BEGIN Information provided

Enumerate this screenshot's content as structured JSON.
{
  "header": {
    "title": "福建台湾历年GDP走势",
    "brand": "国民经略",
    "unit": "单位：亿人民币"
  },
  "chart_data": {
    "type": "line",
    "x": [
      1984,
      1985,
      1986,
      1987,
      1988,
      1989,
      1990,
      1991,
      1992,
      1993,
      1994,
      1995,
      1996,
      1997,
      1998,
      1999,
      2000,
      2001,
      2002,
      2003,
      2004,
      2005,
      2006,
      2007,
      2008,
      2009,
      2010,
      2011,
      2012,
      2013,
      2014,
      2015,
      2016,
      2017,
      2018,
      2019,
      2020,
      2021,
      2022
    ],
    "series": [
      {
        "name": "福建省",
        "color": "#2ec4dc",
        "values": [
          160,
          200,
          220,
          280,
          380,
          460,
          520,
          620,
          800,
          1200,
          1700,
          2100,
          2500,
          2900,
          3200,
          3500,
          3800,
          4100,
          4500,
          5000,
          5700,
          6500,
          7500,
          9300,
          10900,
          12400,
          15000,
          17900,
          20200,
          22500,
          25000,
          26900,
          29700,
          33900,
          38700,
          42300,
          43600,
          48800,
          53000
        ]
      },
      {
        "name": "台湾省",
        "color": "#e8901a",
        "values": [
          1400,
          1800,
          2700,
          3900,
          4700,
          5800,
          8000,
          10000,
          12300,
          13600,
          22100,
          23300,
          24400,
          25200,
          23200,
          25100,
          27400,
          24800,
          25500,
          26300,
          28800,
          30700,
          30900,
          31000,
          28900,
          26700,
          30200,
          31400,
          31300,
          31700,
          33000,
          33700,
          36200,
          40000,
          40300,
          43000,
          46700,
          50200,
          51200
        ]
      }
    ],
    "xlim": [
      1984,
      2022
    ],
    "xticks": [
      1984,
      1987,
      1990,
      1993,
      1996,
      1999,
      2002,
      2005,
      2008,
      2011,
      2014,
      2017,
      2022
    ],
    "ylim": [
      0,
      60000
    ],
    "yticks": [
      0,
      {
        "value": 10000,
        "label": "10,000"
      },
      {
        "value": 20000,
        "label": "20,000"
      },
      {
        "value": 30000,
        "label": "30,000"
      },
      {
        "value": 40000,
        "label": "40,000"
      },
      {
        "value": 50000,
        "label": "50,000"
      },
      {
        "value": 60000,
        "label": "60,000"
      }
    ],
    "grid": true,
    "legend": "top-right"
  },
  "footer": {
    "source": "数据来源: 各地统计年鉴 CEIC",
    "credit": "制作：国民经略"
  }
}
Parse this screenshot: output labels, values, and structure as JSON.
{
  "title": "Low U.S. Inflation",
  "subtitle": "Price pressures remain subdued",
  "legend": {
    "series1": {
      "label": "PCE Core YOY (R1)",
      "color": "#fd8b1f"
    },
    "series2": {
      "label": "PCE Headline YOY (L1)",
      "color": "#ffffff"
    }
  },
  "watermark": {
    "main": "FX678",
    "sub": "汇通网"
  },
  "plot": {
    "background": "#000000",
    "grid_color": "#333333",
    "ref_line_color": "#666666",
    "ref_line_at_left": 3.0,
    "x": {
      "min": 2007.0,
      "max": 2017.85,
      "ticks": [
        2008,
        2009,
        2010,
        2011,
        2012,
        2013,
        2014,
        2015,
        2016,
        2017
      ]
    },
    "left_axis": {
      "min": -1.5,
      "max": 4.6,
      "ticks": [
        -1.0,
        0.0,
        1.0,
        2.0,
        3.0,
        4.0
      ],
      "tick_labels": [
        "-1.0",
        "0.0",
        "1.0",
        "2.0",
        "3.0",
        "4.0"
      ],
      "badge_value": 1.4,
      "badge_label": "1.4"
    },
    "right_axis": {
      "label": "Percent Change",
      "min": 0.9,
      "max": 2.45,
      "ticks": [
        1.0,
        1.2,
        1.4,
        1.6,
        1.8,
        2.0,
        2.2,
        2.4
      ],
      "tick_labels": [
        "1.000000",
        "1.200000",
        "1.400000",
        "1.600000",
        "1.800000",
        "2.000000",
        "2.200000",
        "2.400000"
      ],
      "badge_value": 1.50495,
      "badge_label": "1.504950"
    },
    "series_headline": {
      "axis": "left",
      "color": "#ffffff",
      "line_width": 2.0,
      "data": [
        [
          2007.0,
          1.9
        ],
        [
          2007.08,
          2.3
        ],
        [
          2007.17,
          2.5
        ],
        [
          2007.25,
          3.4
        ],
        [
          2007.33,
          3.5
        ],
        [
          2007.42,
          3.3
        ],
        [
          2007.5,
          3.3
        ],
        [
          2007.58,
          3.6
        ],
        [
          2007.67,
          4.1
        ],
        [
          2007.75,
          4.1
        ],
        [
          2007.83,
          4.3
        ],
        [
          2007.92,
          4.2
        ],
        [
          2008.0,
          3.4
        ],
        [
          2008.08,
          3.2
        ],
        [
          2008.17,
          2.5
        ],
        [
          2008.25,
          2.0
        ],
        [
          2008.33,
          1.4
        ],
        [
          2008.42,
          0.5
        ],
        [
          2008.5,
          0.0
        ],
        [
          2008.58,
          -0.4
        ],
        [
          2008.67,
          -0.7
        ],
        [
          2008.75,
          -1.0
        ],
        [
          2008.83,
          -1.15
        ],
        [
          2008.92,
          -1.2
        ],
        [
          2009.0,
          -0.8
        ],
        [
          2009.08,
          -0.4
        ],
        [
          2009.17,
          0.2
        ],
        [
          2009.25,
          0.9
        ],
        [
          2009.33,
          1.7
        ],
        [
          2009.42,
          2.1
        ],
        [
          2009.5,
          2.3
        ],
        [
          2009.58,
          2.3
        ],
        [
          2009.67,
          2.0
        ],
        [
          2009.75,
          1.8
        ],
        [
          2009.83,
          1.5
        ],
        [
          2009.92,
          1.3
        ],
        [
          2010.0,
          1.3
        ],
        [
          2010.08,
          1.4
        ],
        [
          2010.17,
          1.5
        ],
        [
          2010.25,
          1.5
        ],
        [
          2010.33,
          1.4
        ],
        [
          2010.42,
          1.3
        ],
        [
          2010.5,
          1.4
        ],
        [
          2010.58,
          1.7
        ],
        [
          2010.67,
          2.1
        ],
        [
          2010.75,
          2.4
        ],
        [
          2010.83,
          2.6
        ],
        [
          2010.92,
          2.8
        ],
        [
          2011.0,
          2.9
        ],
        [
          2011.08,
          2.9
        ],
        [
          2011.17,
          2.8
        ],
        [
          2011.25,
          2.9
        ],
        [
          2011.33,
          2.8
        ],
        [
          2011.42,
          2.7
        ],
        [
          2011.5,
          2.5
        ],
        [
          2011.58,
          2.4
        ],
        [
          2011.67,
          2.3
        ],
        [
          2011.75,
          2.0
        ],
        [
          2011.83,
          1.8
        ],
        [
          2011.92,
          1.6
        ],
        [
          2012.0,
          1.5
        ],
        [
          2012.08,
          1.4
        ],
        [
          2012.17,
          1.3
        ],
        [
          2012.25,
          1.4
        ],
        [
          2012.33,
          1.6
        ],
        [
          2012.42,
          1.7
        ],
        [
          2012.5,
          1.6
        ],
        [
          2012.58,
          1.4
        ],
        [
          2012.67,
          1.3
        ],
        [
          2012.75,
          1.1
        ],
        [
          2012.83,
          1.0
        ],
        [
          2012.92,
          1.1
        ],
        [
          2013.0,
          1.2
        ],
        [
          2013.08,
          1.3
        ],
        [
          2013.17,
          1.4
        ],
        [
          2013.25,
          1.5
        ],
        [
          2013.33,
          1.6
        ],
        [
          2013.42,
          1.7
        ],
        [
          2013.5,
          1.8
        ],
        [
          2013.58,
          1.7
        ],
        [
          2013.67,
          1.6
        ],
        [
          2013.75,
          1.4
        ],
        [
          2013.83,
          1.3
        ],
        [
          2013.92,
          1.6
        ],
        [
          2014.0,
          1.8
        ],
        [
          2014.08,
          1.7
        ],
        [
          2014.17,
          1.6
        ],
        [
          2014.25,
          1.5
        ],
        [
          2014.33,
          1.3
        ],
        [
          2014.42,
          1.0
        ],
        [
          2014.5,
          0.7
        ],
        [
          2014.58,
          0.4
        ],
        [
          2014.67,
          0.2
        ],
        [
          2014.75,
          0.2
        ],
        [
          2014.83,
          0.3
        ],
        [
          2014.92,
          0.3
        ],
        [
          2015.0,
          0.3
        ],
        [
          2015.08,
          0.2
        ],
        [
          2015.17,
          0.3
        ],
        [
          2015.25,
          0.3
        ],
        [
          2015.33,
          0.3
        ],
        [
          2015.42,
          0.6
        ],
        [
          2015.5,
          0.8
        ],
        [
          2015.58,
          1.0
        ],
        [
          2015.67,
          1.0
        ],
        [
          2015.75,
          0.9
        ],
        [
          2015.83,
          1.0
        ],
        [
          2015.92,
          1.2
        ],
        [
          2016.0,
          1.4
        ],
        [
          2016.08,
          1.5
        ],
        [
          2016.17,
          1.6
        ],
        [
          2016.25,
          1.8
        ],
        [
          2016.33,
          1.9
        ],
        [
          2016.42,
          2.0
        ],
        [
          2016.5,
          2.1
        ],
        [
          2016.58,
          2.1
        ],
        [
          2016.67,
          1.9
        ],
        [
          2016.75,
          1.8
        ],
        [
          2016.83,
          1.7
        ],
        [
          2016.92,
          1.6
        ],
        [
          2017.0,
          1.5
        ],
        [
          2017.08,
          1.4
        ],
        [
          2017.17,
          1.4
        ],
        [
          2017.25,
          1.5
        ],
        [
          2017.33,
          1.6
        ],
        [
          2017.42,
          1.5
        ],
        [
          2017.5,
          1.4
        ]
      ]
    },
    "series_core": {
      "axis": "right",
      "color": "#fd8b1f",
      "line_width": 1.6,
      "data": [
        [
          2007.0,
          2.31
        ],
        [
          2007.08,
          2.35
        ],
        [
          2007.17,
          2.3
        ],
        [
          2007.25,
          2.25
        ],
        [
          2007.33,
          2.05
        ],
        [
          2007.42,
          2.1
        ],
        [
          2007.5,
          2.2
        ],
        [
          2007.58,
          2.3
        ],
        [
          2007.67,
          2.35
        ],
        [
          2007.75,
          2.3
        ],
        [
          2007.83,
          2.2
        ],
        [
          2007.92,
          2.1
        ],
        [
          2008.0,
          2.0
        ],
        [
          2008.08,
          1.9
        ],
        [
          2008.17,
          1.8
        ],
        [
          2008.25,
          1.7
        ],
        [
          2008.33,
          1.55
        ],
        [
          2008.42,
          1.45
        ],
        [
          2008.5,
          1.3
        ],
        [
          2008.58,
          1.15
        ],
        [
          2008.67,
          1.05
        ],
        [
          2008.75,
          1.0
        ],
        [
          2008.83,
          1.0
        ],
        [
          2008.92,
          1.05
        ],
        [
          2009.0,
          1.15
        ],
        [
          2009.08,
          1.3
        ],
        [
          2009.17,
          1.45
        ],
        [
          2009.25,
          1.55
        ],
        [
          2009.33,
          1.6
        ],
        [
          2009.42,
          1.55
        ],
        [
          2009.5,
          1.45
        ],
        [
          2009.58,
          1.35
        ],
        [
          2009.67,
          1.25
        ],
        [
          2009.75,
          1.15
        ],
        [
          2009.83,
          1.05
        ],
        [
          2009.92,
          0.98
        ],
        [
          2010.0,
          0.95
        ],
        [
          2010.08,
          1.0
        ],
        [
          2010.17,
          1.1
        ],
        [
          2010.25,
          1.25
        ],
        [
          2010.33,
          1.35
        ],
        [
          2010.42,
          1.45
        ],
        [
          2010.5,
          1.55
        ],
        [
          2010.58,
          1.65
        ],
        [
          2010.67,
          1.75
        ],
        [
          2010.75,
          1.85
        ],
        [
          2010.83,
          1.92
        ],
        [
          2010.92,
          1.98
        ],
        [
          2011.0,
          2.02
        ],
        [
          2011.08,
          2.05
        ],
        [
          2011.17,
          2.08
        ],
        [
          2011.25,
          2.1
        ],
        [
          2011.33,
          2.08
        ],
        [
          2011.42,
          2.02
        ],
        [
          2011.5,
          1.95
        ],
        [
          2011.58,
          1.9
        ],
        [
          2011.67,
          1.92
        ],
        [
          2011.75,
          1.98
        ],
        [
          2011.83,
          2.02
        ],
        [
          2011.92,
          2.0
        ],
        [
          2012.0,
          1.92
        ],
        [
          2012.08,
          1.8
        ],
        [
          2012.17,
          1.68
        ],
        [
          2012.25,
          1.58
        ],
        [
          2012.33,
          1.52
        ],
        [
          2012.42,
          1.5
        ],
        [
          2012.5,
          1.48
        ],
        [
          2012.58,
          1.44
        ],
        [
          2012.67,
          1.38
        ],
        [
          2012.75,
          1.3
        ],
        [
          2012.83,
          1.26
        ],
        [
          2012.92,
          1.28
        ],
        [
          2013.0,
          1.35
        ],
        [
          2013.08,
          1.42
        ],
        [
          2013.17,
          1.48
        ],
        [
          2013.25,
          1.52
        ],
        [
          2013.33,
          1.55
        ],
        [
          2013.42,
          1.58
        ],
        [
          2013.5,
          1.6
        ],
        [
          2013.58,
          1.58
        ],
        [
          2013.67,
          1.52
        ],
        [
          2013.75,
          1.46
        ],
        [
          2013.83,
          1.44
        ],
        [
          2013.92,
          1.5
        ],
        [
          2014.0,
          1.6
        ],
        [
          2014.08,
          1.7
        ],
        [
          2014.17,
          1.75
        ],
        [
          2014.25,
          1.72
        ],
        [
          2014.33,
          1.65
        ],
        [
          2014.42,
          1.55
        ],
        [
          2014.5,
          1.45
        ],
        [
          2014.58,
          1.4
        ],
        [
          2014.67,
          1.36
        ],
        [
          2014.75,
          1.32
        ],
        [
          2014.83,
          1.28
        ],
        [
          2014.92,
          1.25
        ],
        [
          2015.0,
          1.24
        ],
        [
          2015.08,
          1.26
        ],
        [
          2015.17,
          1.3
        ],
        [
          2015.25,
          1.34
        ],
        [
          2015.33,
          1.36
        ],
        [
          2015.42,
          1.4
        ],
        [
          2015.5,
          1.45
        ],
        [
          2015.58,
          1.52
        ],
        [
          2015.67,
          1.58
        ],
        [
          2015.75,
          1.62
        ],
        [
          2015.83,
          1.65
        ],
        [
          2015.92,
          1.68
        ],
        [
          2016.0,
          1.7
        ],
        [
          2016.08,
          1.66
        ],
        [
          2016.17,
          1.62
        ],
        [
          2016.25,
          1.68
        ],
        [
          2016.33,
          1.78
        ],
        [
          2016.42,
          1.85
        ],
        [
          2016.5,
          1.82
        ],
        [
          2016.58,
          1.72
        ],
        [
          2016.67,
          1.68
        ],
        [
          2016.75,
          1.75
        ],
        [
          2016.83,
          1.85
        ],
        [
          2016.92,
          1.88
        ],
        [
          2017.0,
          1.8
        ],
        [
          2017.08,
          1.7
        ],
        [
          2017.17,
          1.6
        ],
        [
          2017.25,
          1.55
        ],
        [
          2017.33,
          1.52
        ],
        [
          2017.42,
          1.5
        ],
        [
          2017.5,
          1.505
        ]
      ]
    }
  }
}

END Information provided

Using the records above, select and copy every line that has the word "this".

Enumerate this screenshot's content as structured JSON.
Parse this screenshot: output labels, values, and structure as JSON.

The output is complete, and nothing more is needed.